>> Begin Data extract
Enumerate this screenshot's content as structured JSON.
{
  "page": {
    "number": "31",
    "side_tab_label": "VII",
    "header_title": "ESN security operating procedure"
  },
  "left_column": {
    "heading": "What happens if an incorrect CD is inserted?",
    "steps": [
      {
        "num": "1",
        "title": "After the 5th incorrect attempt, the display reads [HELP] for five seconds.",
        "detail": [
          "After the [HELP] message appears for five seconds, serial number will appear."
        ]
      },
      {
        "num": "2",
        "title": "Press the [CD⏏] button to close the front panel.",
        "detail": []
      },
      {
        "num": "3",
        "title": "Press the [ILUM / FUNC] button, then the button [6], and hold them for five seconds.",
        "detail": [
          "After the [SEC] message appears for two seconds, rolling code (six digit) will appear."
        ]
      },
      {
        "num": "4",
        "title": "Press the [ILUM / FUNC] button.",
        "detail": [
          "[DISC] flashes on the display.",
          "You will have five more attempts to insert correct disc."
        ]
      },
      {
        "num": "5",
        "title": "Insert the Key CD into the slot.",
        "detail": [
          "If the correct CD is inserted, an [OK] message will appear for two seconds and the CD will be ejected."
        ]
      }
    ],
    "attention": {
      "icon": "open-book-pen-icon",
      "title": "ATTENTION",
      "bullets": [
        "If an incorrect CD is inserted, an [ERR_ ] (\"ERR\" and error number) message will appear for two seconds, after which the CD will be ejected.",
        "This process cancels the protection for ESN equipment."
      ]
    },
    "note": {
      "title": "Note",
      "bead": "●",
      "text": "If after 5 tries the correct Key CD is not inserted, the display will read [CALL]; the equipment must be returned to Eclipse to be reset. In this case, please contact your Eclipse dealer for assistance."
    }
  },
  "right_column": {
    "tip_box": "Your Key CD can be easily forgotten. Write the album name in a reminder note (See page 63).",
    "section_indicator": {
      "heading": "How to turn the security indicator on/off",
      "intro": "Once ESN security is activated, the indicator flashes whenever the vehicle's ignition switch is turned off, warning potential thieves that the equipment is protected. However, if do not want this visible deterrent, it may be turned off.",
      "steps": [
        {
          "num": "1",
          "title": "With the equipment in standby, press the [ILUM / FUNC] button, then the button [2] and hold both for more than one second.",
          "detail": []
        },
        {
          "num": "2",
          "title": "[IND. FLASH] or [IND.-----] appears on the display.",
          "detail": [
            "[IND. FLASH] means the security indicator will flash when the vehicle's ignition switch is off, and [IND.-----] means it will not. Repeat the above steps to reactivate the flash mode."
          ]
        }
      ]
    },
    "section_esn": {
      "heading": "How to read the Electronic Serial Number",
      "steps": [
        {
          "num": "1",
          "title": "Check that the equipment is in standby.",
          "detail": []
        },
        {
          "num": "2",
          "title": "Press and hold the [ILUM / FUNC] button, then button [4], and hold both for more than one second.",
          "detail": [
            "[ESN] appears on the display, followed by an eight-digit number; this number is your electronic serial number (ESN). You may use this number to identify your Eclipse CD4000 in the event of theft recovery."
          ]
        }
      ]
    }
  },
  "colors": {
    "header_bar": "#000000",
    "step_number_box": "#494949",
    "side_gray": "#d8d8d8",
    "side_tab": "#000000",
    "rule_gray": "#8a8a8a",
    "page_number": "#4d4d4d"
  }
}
>> End Data extract
▸ Task to complete
Each line of the listing above should be output exactly.

▸ Result of this exercise
Enumerate this screenshot's content as structured JSON.
{
  "page": {
    "number": "31",
    "side_tab_label": "VII",
    "header_title": "ESN security operating procedure"
  },
  "left_column": {
    "heading": "What happens if an incorrect CD is inserted?",
    "steps": [
      {
        "num": "1",
        "title": "After the 5th incorrect attempt, the display reads [HELP] for five seconds.",
        "detail": [
          "After the [HELP] message appears for five seconds, serial number will appear."
        ]
      },
      {
        "num": "2",
        "title": "Press the [CD⏏] button to close the front panel.",
        "detail": []
      },
      {
        "num": "3",
        "title": "Press the [ILUM / FUNC] button, then the button [6], and hold them for five seconds.",
        "detail": [
          "After the [SEC] message appears for two seconds, rolling code (six digit) will appear."
        ]
      },
      {
        "num": "4",
        "title": "Press the [ILUM / FUNC] button.",
        "detail": [
          "[DISC] flashes on the display.",
          "You will have five more attempts to insert correct disc."
        ]
      },
      {
        "num": "5",
        "title": "Insert the Key CD into the slot.",
        "detail": [
          "If the correct CD is inserted, an [OK] message will appear for two seconds and the CD will be ejected."
        ]
      }
    ],
    "attention": {
      "icon": "open-book-pen-icon",
      "title": "ATTENTION",
      "bullets": [
        "If an incorrect CD is inserted, an [ERR_ ] (\"ERR\" and error number) message will appear for two seconds, after which the CD will be ejected.",
        "This process cancels the protection for ESN equipment."
      ]
    },
    "note": {
      "title": "Note",
      "bead": "●",
      "text": "If after 5 tries the correct Key CD is not inserted, the display will read [CALL]; the equipment must be returned to Eclipse to be reset. In this case, please contact your Eclipse dealer for assistance."
    }
  },
  "right_column": {
    "tip_box": "Your Key CD can be easily forgotten. Write the album name in a reminder note (See page 63).",
    "section_indicator": {
      "heading": "How to turn the security indicator on/off",
      "intro": "Once ESN security is activated, the indicator flashes whenever the vehicle's ignition switch is turned off, warning potential thieves that the equipment is protected. However, if do not want this visible deterrent, it may be turned off.",
      "steps": [
        {
          "num": "1",
          "title": "With the equipment in standby, press the [ILUM / FUNC] button, then the button [2] and hold both for more than one second.",
          "detail": []
        },
        {
          "num": "2",
          "title": "[IND. FLASH] or [IND.-----] appears on the display.",
          "detail": [
            "[IND. FLASH] means the security indicator will flash when the vehicle's ignition switch is off, and [IND.-----] means it will not. Repeat the above steps to reactivate the flash mode."
          ]
        }
      ]
    },
    "section_esn": {
      "heading": "How to read the Electronic Serial Number",
      "steps": [
        {
          "num": "1",
          "title": "Check that the equipment is in standby.",
          "detail": []
        },
        {
          "num": "2",
          "title": "Press and hold the [ILUM / FUNC] button, then button [4], and hold both for more than one second.",
          "detail": [
            "[ESN] appears on the display, followed by an eight-digit number; this number is your electronic serial number (ESN). You may use this number to identify your Eclipse CD4000 in the event of theft recovery."
          ]
        }
      ]
    }
  },
  "colors": {
    "header_bar": "#000000",
    "step_number_box": "#494949",
    "side_gray": "#d8d8d8",
    "side_tab": "#000000",
    "rule_gray": "#8a8a8a",
    "page_number": "#4d4d4d"
  }
}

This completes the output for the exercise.